> [Stored entries]
******************************

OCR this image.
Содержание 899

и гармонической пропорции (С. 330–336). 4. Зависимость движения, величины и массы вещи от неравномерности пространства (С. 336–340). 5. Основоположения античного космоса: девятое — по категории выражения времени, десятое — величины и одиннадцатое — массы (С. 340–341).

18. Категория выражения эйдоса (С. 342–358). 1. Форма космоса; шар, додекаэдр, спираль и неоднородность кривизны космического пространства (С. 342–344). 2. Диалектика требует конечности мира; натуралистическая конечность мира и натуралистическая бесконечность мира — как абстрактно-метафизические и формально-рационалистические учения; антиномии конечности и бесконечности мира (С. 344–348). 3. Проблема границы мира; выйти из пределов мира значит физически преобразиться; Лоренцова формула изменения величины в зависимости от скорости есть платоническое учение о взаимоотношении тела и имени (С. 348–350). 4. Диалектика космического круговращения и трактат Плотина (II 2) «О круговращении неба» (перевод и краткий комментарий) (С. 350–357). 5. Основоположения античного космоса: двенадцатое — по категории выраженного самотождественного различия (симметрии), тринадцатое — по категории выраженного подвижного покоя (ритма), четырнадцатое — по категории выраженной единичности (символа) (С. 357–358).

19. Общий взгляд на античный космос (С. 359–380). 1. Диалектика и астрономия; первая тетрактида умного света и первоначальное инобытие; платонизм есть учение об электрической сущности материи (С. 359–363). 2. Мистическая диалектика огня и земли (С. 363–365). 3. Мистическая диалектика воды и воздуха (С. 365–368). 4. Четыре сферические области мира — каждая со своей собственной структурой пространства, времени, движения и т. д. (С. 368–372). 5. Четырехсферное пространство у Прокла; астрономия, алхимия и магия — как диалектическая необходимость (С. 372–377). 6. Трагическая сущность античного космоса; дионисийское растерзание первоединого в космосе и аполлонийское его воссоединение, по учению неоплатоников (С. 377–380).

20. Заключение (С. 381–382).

******************************

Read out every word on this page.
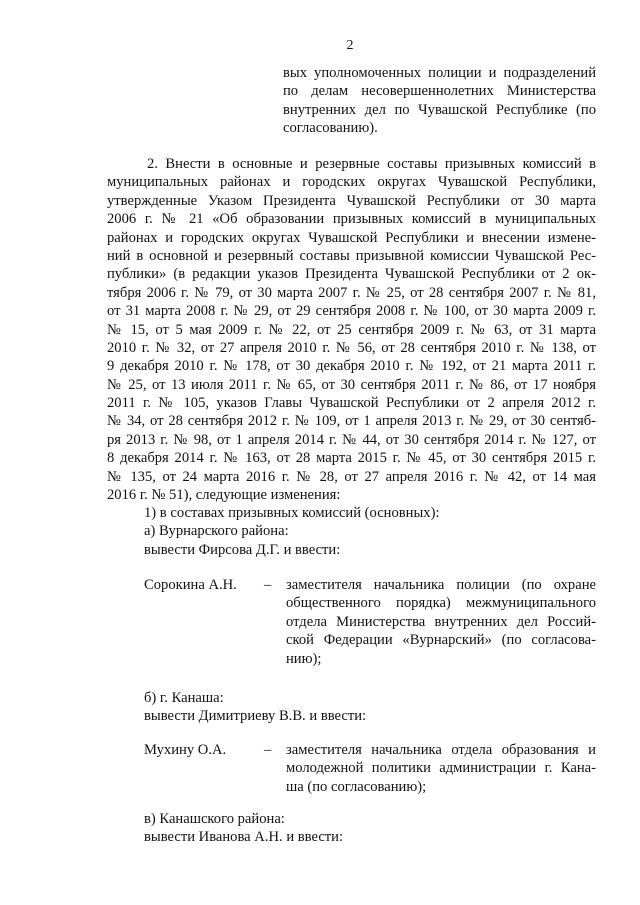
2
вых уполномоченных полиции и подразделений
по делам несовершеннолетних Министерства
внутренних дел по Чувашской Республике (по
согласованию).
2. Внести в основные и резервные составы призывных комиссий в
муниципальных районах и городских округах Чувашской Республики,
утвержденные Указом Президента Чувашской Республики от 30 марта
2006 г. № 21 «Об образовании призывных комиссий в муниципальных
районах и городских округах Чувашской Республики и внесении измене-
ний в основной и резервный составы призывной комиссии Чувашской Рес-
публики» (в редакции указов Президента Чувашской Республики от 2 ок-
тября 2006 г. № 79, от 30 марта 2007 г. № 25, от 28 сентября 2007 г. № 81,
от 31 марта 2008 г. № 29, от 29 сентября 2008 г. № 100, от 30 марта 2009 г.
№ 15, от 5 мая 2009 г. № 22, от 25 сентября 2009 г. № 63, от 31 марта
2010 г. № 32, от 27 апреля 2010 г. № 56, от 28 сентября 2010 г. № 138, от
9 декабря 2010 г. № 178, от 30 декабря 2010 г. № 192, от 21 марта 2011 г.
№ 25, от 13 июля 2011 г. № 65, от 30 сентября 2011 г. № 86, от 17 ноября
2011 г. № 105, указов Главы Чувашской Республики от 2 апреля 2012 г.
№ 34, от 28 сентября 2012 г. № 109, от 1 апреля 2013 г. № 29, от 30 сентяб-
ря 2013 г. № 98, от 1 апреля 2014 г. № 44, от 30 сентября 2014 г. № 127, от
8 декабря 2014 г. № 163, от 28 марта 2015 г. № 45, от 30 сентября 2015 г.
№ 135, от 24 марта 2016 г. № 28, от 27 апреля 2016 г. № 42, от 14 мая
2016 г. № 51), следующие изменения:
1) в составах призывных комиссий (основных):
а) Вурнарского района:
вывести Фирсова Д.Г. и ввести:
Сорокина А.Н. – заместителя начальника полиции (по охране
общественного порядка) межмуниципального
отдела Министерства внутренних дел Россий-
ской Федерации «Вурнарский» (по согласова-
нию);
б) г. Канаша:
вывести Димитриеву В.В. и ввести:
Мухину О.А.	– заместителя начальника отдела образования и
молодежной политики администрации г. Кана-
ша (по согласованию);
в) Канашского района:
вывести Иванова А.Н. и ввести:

******************************

> [What is expected]
Look for the word "категории" in every line of the listing and copy the lines that have it.

> [Written response]
и гармонической пропорции (С. 330–336). 4. Зависимость движения, величины и массы вещи от неравномерности пространства (С. 336–340). 5. Основоположения античного космоса: девятое — по категории выражения времени, десятое — величины и одиннадцатое — массы (С. 340–341).
18. Категория выражения эйдоса (С. 342–358). 1. Форма космоса; шар, додекаэдр, спираль и неоднородность кривизны космического пространства (С. 342–344). 2. Диалектика требует конечности мира; натуралистическая конечность мира и натуралистическая бесконечность мира — как абстрактно-метафизические и формально-рационалистические учения; антиномии конечности и бесконечности мира (С. 344–348). 3. Проблема границы мира; выйти из пределов мира значит физически преобразиться; Лоренцова формула изменения величины в зависимости от скорости есть платоническое учение о взаимоотношении тела и имени (С. 348–350). 4. Диалектика космического круговращения и трактат Плотина (II 2) «О круговращении неба» (перевод и краткий комментарий) (С. 350–357). 5. Основоположения античного космоса: двенадцатое — по категории выраженного самотождественного различия (симметрии), тринадцатое — по категории выраженного подвижного покоя (ритма), четырнадцатое — по категории выраженной единичности (символа) (С. 357–358).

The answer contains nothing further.